Reproduce the records below in full and exactly, without their images.

-- begin Raw records --

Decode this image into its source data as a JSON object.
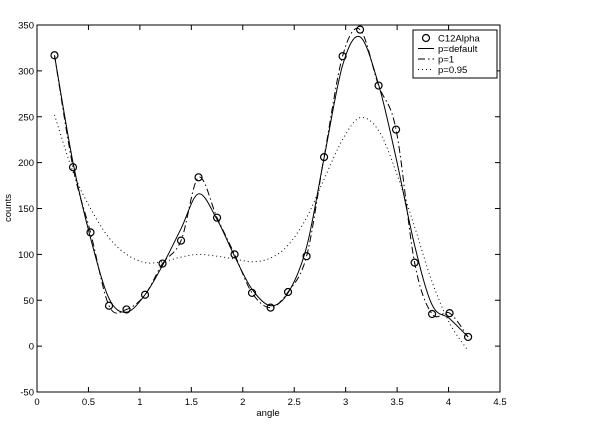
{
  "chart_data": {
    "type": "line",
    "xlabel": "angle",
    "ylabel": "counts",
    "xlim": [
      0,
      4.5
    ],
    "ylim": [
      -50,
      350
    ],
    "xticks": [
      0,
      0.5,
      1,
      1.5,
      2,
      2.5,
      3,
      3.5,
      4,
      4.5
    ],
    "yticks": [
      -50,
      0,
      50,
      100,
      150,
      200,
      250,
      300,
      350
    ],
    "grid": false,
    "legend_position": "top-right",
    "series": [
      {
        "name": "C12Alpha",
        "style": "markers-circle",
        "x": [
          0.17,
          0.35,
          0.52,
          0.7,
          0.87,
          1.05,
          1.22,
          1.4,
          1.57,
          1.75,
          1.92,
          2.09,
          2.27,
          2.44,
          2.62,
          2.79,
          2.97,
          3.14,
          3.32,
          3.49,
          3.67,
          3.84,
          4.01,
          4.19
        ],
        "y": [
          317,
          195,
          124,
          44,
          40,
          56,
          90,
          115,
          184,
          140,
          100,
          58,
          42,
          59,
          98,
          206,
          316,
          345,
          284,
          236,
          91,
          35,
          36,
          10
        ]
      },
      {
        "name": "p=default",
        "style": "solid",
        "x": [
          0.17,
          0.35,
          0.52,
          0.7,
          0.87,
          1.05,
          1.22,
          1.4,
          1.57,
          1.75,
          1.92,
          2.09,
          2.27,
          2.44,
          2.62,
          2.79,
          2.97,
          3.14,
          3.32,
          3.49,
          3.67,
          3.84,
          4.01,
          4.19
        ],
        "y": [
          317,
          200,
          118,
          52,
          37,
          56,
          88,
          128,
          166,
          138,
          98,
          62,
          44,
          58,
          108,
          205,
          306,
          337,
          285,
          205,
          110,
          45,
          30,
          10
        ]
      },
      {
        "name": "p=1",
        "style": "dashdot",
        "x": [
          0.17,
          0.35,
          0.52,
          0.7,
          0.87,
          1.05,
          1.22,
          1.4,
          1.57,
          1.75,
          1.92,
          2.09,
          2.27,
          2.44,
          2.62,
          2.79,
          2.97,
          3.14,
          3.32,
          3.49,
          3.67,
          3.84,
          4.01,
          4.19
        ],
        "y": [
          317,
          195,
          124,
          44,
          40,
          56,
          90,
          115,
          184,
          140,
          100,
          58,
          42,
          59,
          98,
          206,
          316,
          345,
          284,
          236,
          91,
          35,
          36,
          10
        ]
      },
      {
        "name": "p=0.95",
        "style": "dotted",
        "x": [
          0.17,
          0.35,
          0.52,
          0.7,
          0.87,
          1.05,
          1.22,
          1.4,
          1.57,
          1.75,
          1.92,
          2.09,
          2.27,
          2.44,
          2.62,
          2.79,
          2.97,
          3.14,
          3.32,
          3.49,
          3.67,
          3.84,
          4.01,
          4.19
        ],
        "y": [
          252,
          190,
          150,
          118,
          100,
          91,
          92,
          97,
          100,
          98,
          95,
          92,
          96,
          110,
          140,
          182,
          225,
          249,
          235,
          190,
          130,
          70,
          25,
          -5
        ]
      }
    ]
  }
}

-- end Raw records --

▸ Full output
Decode this image into its source data as a JSON object.
{
  "chart_data": {
    "type": "line",
    "xlabel": "angle",
    "ylabel": "counts",
    "xlim": [
      0,
      4.5
    ],
    "ylim": [
      -50,
      350
    ],
    "xticks": [
      0,
      0.5,
      1,
      1.5,
      2,
      2.5,
      3,
      3.5,
      4,
      4.5
    ],
    "yticks": [
      -50,
      0,
      50,
      100,
      150,
      200,
      250,
      300,
      350
    ],
    "grid": false,
    "legend_position": "top-right",
    "series": [
      {
        "name": "C12Alpha",
        "style": "markers-circle",
        "x": [
          0.17,
          0.35,
          0.52,
          0.7,
          0.87,
          1.05,
          1.22,
          1.4,
          1.57,
          1.75,
          1.92,
          2.09,
          2.27,
          2.44,
          2.62,
          2.79,
          2.97,
          3.14,
          3.32,
          3.49,
          3.67,
          3.84,
          4.01,
          4.19
        ],
        "y": [
          317,
          195,
          124,
          44,
          40,
          56,
          90,
          115,
          184,
          140,
          100,
          58,
          42,
          59,
          98,
          206,
          316,
          345,
          284,
          236,
          91,
          35,
          36,
          10
        ]
      },
      {
        "name": "p=default",
        "style": "solid",
        "x": [
          0.17,
          0.35,
          0.52,
          0.7,
          0.87,
          1.05,
          1.22,
          1.4,
          1.57,
          1.75,
          1.92,
          2.09,
          2.27,
          2.44,
          2.62,
          2.79,
          2.97,
          3.14,
          3.32,
          3.49,
          3.67,
          3.84,
          4.01,
          4.19
        ],
        "y": [
          317,
          200,
          118,
          52,
          37,
          56,
          88,
          128,
          166,
          138,
          98,
          62,
          44,
          58,
          108,
          205,
          306,
          337,
          285,
          205,
          110,
          45,
          30,
          10
        ]
      },
      {
        "name": "p=1",
        "style": "dashdot",
        "x": [
          0.17,
          0.35,
          0.52,
          0.7,
          0.87,
          1.05,
          1.22,
          1.4,
          1.57,
          1.75,
          1.92,
          2.09,
          2.27,
          2.44,
          2.62,
          2.79,
          2.97,
          3.14,
          3.32,
          3.49,
          3.67,
          3.84,
          4.01,
          4.19
        ],
        "y": [
          317,
          195,
          124,
          44,
          40,
          56,
          90,
          115,
          184,
          140,
          100,
          58,
          42,
          59,
          98,
          206,
          316,
          345,
          284,
          236,
          91,
          35,
          36,
          10
        ]
      },
      {
        "name": "p=0.95",
        "style": "dotted",
        "x": [
          0.17,
          0.35,
          0.52,
          0.7,
          0.87,
          1.05,
          1.22,
          1.4,
          1.57,
          1.75,
          1.92,
          2.09,
          2.27,
          2.44,
          2.62,
          2.79,
          2.97,
          3.14,
          3.32,
          3.49,
          3.67,
          3.84,
          4.01,
          4.19
        ],
        "y": [
          252,
          190,
          150,
          118,
          100,
          91,
          92,
          97,
          100,
          98,
          95,
          92,
          96,
          110,
          140,
          182,
          225,
          249,
          235,
          190,
          130,
          70,
          25,
          -5
        ]
      }
    ]
  }
}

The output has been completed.